- Required work:
Repeat each record exactly as written, and drop any images.

===== Records for the task

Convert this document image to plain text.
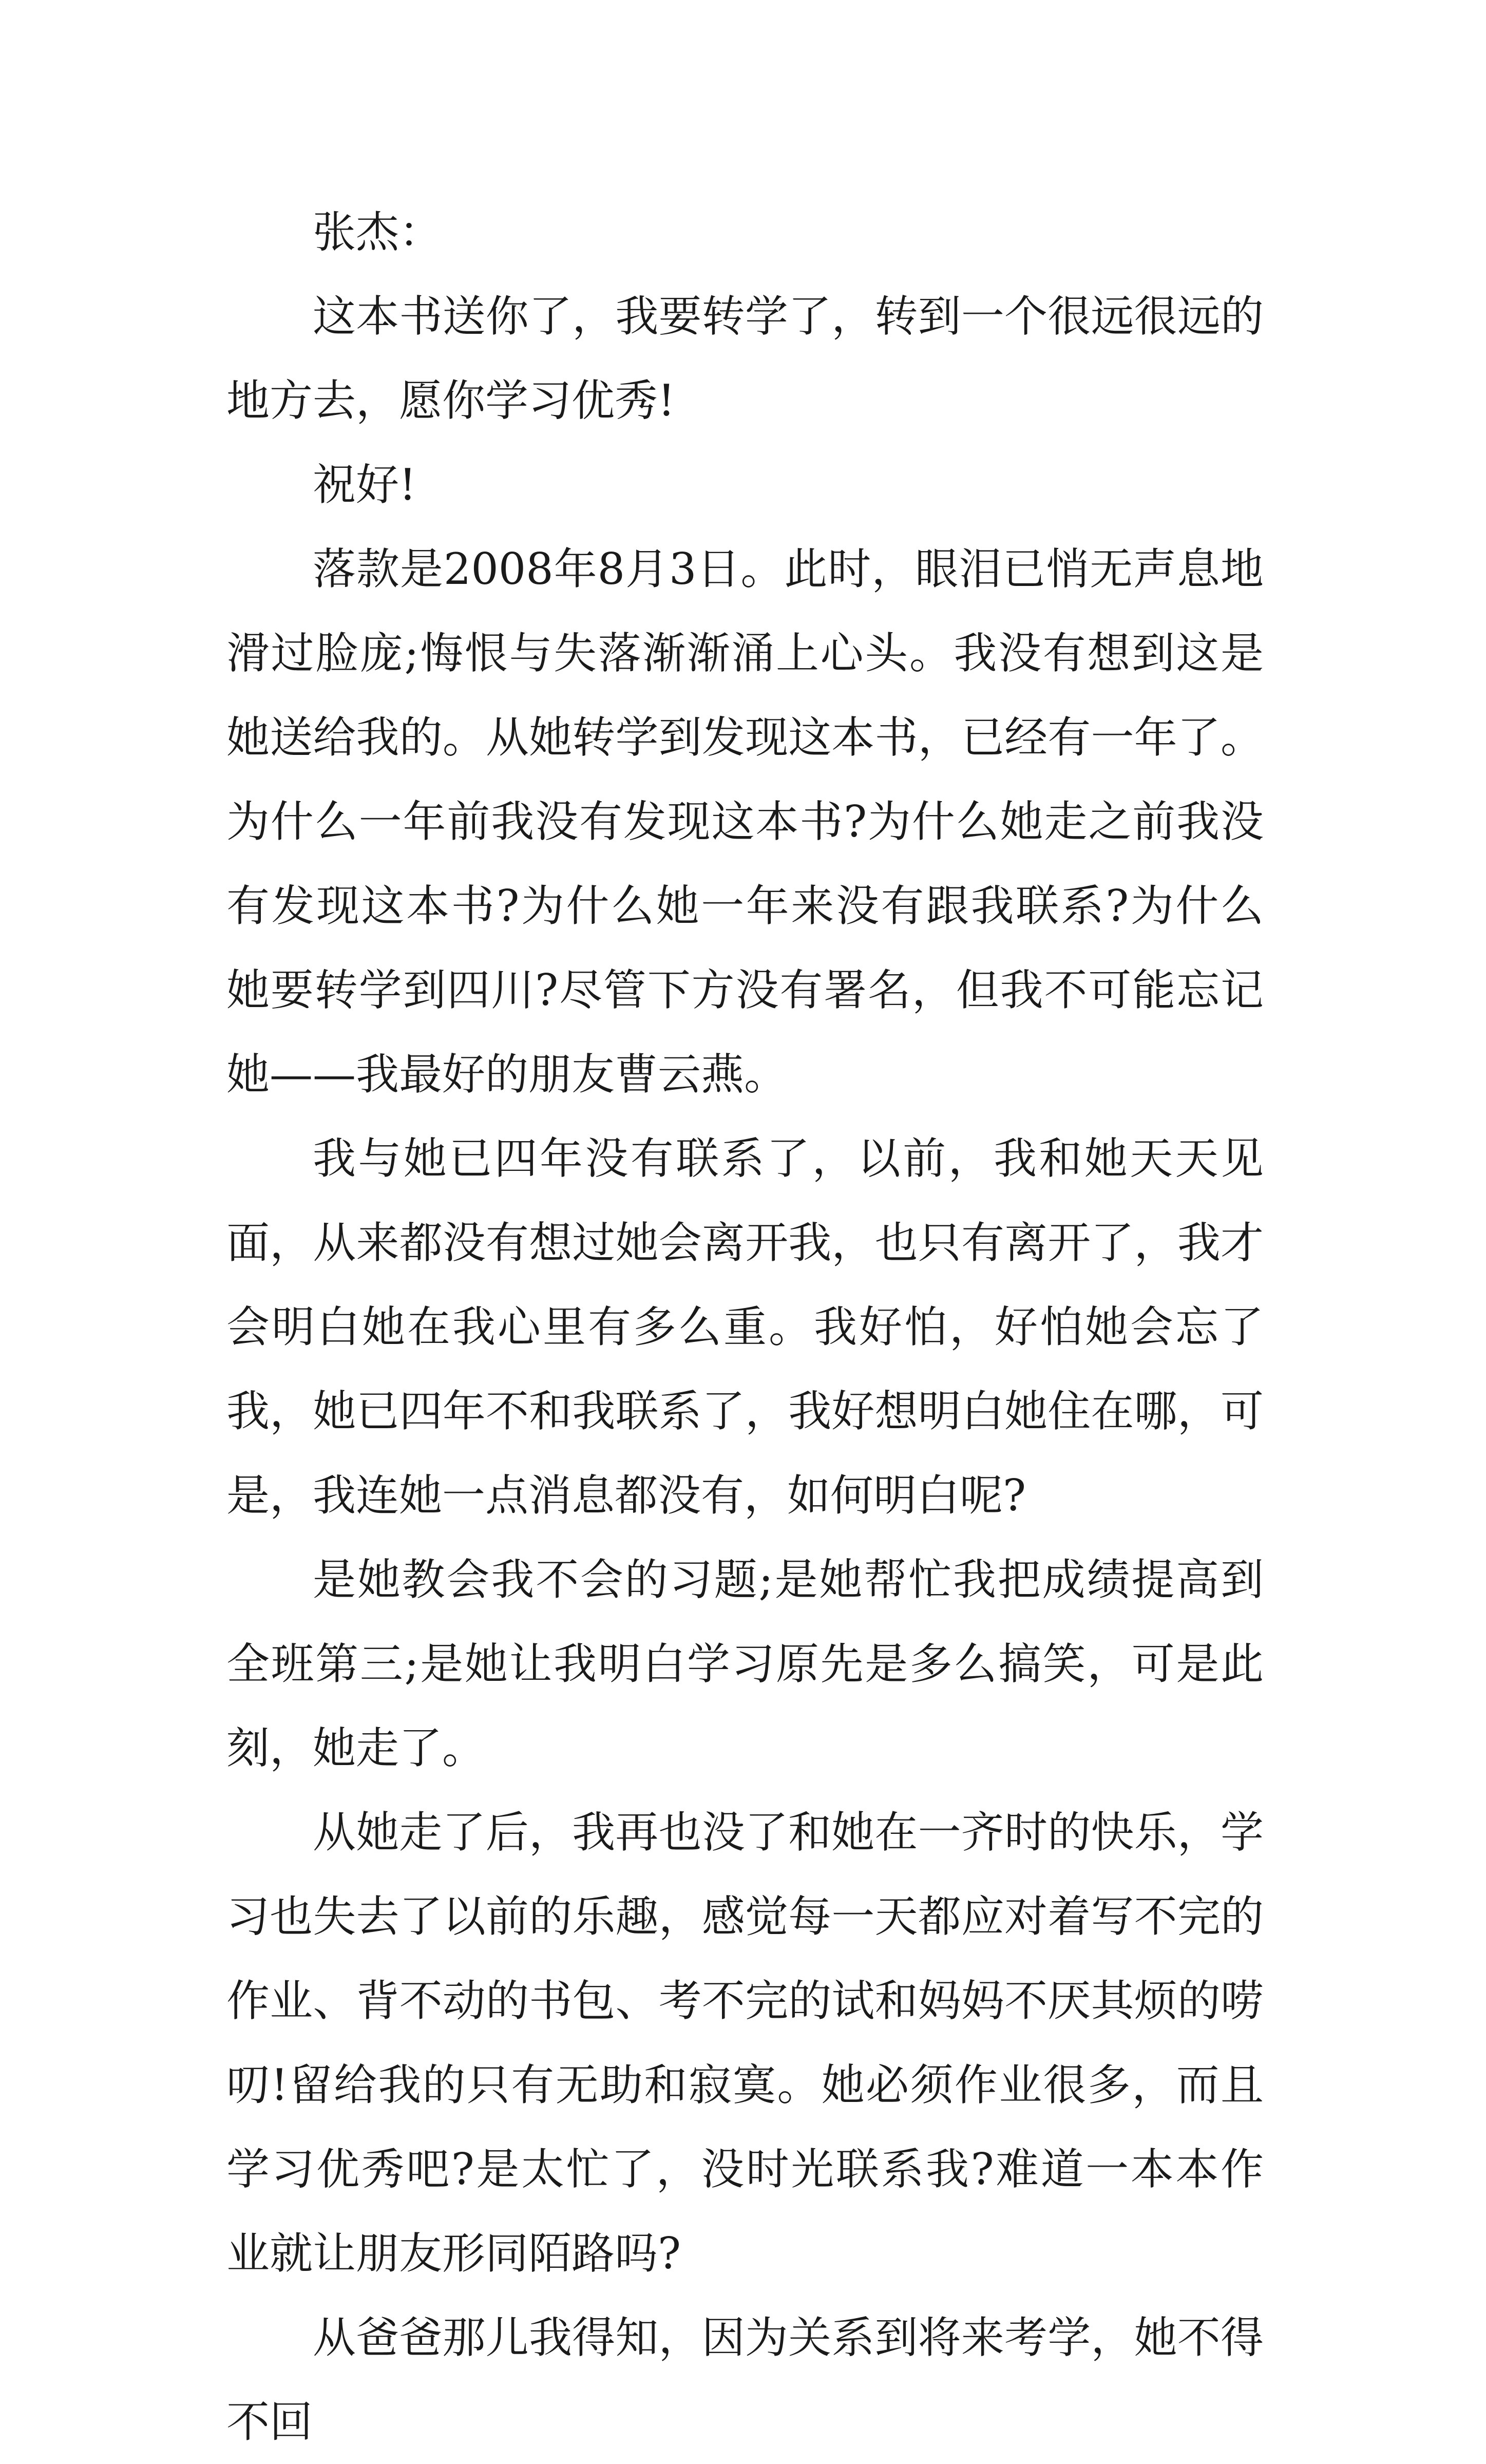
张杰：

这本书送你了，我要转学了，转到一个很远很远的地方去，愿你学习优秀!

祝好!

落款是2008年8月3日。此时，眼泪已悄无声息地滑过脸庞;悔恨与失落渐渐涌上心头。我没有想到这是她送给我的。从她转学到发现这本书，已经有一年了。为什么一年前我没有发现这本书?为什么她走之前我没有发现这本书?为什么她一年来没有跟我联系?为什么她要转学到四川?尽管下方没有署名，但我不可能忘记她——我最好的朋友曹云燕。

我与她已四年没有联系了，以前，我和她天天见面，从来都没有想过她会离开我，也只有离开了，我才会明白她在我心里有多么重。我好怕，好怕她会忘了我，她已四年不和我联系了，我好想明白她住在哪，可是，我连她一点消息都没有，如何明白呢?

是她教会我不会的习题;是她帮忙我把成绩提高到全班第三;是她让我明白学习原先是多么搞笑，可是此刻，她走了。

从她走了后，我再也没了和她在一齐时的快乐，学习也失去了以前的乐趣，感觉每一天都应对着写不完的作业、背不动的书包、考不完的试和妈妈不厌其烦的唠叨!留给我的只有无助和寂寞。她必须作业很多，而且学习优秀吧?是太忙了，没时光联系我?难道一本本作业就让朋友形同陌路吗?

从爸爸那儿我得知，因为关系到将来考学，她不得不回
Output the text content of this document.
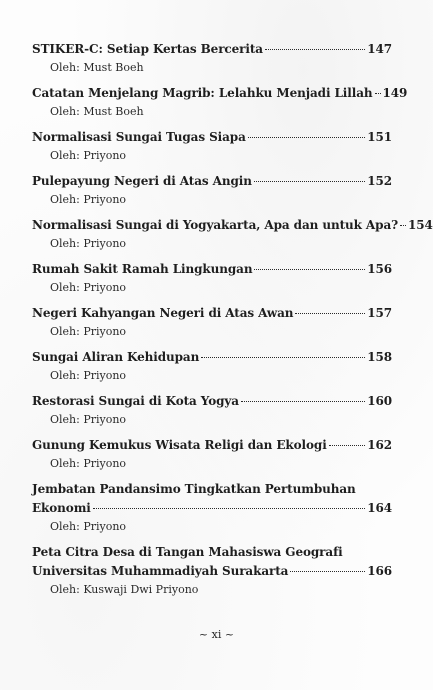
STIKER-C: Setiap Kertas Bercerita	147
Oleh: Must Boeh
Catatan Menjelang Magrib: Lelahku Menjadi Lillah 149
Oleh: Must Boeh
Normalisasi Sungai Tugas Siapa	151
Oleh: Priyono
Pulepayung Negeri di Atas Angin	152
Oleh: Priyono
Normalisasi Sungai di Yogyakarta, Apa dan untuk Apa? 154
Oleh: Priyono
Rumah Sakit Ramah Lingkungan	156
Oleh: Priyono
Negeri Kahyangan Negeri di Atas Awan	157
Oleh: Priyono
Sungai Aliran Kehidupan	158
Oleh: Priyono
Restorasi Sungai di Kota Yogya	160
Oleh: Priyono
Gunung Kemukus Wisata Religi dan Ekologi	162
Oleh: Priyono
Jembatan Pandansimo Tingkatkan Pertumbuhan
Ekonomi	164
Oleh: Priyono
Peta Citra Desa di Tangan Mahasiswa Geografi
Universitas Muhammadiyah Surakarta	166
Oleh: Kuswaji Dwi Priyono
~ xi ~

==========

- Reply to the exercise:
Convert this document image to plain text.
张杰：

这本书送你了，我要转学了，转到一个很远很远的地方去，愿你学习优秀!

祝好!

落款是2008年8月3日。此时，眼泪已悄无声息地滑过脸庞;悔恨与失落渐渐涌上心头。我没有想到这是她送给我的。从她转学到发现这本书，已经有一年了。为什么一年前我没有发现这本书?为什么她走之前我没有发现这本书?为什么她一年来没有跟我联系?为什么她要转学到四川?尽管下方没有署名，但我不可能忘记她——我最好的朋友曹云燕。

我与她已四年没有联系了，以前，我和她天天见面，从来都没有想过她会离开我，也只有离开了，我才会明白她在我心里有多么重。我好怕，好怕她会忘了我，她已四年不和我联系了，我好想明白她住在哪，可是，我连她一点消息都没有，如何明白呢?

是她教会我不会的习题;是她帮忙我把成绩提高到全班第三;是她让我明白学习原先是多么搞笑，可是此刻，她走了。

从她走了后，我再也没了和她在一齐时的快乐，学习也失去了以前的乐趣，感觉每一天都应对着写不完的作业、背不动的书包、考不完的试和妈妈不厌其烦的唠叨!留给我的只有无助和寂寞。她必须作业很多，而且学习优秀吧?是太忙了，没时光联系我?难道一本本作业就让朋友形同陌路吗?

从爸爸那儿我得知，因为关系到将来考学，她不得不回
Output the text content of this document.
STIKER-C: Setiap Kertas Bercerita	147
Oleh: Must Boeh
Catatan Menjelang Magrib: Lelahku Menjadi Lillah 149
Oleh: Must Boeh
Normalisasi Sungai Tugas Siapa	151
Oleh: Priyono
Pulepayung Negeri di Atas Angin	152
Oleh: Priyono
Normalisasi Sungai di Yogyakarta, Apa dan untuk Apa? 154
Oleh: Priyono
Rumah Sakit Ramah Lingkungan	156
Oleh: Priyono
Negeri Kahyangan Negeri di Atas Awan	157
Oleh: Priyono
Sungai Aliran Kehidupan	158
Oleh: Priyono
Restorasi Sungai di Kota Yogya	160
Oleh: Priyono
Gunung Kemukus Wisata Religi dan Ekologi	162
Oleh: Priyono
Jembatan Pandansimo Tingkatkan Pertumbuhan
Ekonomi	164
Oleh: Priyono
Peta Citra Desa di Tangan Mahasiswa Geografi
Universitas Muhammadiyah Surakarta	166
Oleh: Kuswaji Dwi Priyono
~ xi ~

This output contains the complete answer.